> [Aim of the exercise]: Only the pictures are omitted; repeat all other data exactly.

────────────────────

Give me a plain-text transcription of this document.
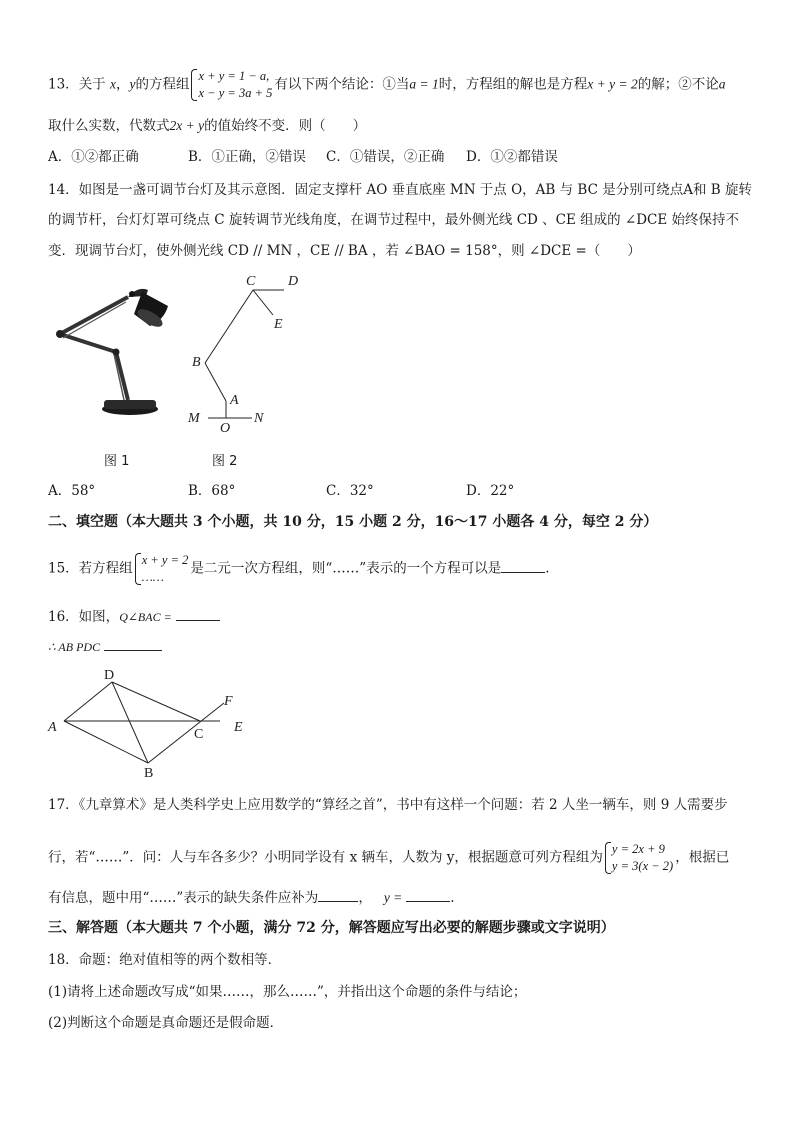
13．关于 x，y的方程组
x + y = 1 − a,
x − y = 3a + 5
有以下两个结论：①当a = 1时，方程组的解也是方程x + y = 2的解；②不论a
取什么实数，代数式2x + y的值始终不变．则（　　）
A．①②都正确	B．①正确，②错误 C．①错误，②正确 D．①②都错误
14．如图是一盏可调节台灯及其示意图．固定支撑杆 AO 垂直底座 MN 于点 O，AB 与 BC 是分别可绕点A和 B 旋转
的调节杆，台灯灯罩可绕点 C 旋转调节光线角度，在调节过程中，最外侧光线 CD 、CE 组成的 ∠DCE 始终保持不
变．现调节台灯，使外侧光线 CD // MN ，CE // BA ，若 ∠BAO = 158°，则 ∠DCE =（　　）
图 1
C D
E
B
A
M
O
N
图 2
A．58°	B．68°	C．32°	D．22°
二、填空题（本大题共 3 个小题，共 10 分，15 小题 2 分，16～17 小题各 4 分，每空 2 分）
15．若方程组
x + y = 2
……
是二元一次方程组，则“……”表示的一个方程可以是	.
16．如图，Q∠BAC =
∴ AB PDC
D
A
B
C
F
E
17．《九章算术》是人类科学史上应用数学的“算经之首”，书中有这样一个问题：若 2 人坐一辆车，则 9 人需要步
行，若“……”．问：人与车各多少？小明同学设有 x 辆车，人数为 y，根据题意可列方程组为
y = 2x + 9
y = 3(x − 2)
，根据已
有信息，题中用“……”表示的缺失条件应补为	， y =	.
三、解答题（本大题共 7 个小题，满分 72 分，解答题应写出必要的解题步骤或文字说明）
18．命题：绝对值相等的两个数相等．
(1)请将上述命题改写成“如果……，那么……”，并指出这个命题的条件与结论；
(2)判断这个命题是真命题还是假命题．
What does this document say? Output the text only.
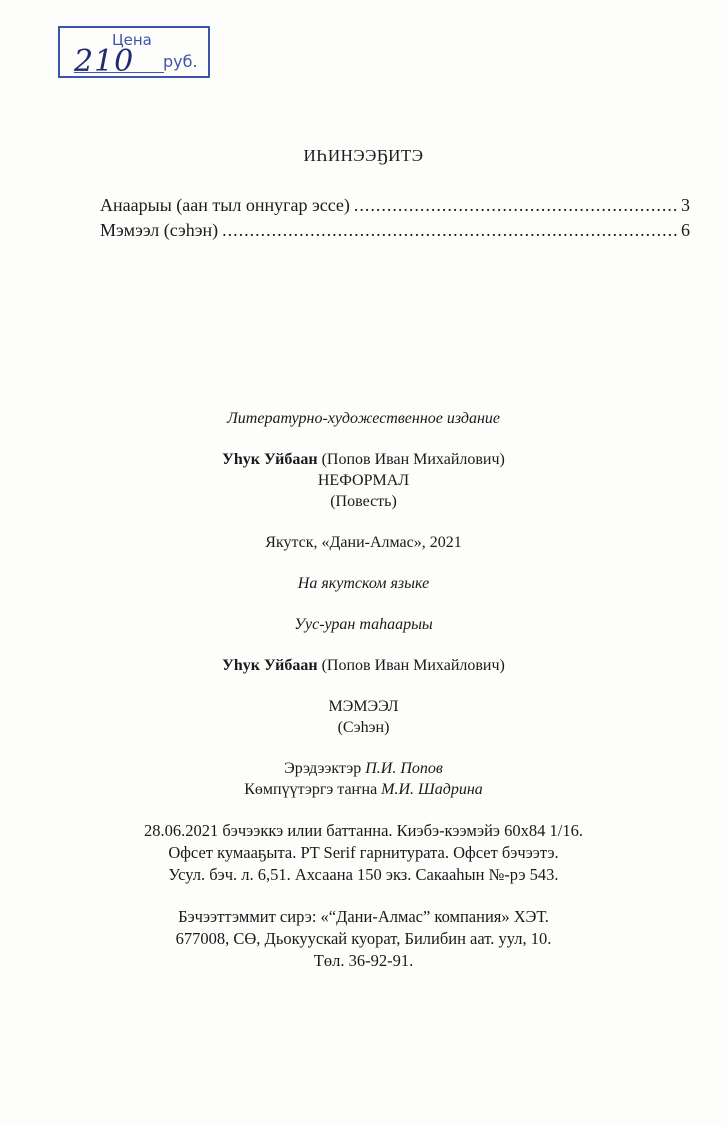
Цена
210 руб.
ИҺИНЭЭҔИТЭ
Анаарыы (аан тыл оннугар эссе) .....	3
Мэмээл (сэһэн) .....	6

Литературно-художественное издание

Уһук Уйбаан (Попов Иван Михайлович)

НЕФОРМАЛ

(Повесть)

Якутск, «Дани-Алмас», 2021

На якутском языке

Уус-уран таһаарыы

Уһук Уйбаан (Попов Иван Михайлович)

МЭМЭЭЛ

(Сэһэн)

Эрэдээктэр П.И. Попов

Көмпүүтэргэ таҥна М.И. Шадрина

28.06.2021 бэчээккэ илии баттанна. Киэбэ-кээмэйэ 60х84 1/16.

Офсет кумааҕыта. PT Serif гарнитурата. Офсет бэчээтэ.

Усул. бэч. л. 6,51. Ахсаана 150 экз. Сакааһын №-рэ 543.

Бэчээттэммит сирэ: «“Дани-Алмас” компания» ХЭТ.

677008, СӨ, Дьокуускай куорат, Билибин аат. уул, 10.

Төл. 36-92-91.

────────────────────

> [Full solution]:
Give me a plain-text transcription of this document.
13．关于 x，y的方程组
x + y = 1 − a,
x − y = 3a + 5
有以下两个结论：①当a = 1时，方程组的解也是方程x + y = 2的解；②不论a
取什么实数，代数式2x + y的值始终不变．则（　　）
A．①②都正确	B．①正确，②错误 C．①错误，②正确 D．①②都错误
14．如图是一盏可调节台灯及其示意图．固定支撑杆 AO 垂直底座 MN 于点 O，AB 与 BC 是分别可绕点A和 B 旋转
的调节杆，台灯灯罩可绕点 C 旋转调节光线角度，在调节过程中，最外侧光线 CD 、CE 组成的 ∠DCE 始终保持不
变．现调节台灯，使外侧光线 CD // MN ，CE // BA ，若 ∠BAO = 158°，则 ∠DCE =（　　）
图 1
C D
E
B
A
M
O
N
图 2
A．58°	B．68°	C．32°	D．22°
二、填空题（本大题共 3 个小题，共 10 分，15 小题 2 分，16～17 小题各 4 分，每空 2 分）
15．若方程组
x + y = 2
……
是二元一次方程组，则“……”表示的一个方程可以是	.
16．如图，Q∠BAC =
∴ AB PDC
D
A
B
C
F
E
17．《九章算术》是人类科学史上应用数学的“算经之首”，书中有这样一个问题：若 2 人坐一辆车，则 9 人需要步
行，若“……”．问：人与车各多少？小明同学设有 x 辆车，人数为 y，根据题意可列方程组为
y = 2x + 9
y = 3(x − 2)
，根据已
有信息，题中用“……”表示的缺失条件应补为	， y =	.
三、解答题（本大题共 7 个小题，满分 72 分，解答题应写出必要的解题步骤或文字说明）
18．命题：绝对值相等的两个数相等．
(1)请将上述命题改写成“如果……，那么……”，并指出这个命题的条件与结论；
(2)判断这个命题是真命题还是假命题．
What does this document say? Output the text only.
Цена
210 руб.
ИҺИНЭЭҔИТЭ
Анаарыы (аан тыл оннугар эссе) .....	3
Мэмээл (сэһэн) .....	6

Литературно-художественное издание

Уһук Уйбаан (Попов Иван Михайлович)

НЕФОРМАЛ

(Повесть)

Якутск, «Дани-Алмас», 2021

На якутском языке

Уус-уран таһаарыы

Уһук Уйбаан (Попов Иван Михайлович)

МЭМЭЭЛ

(Сэһэн)

Эрэдээктэр П.И. Попов

Көмпүүтэргэ таҥна М.И. Шадрина

28.06.2021 бэчээккэ илии баттанна. Киэбэ-кээмэйэ 60х84 1/16.

Офсет кумааҕыта. PT Serif гарнитурата. Офсет бэчээтэ.

Усул. бэч. л. 6,51. Ахсаана 150 экз. Сакааһын №-рэ 543.

Бэчээттэммит сирэ: «“Дани-Алмас” компания» ХЭТ.

677008, СӨ, Дьокуускай куорат, Билибин аат. уул, 10.

Төл. 36-92-91.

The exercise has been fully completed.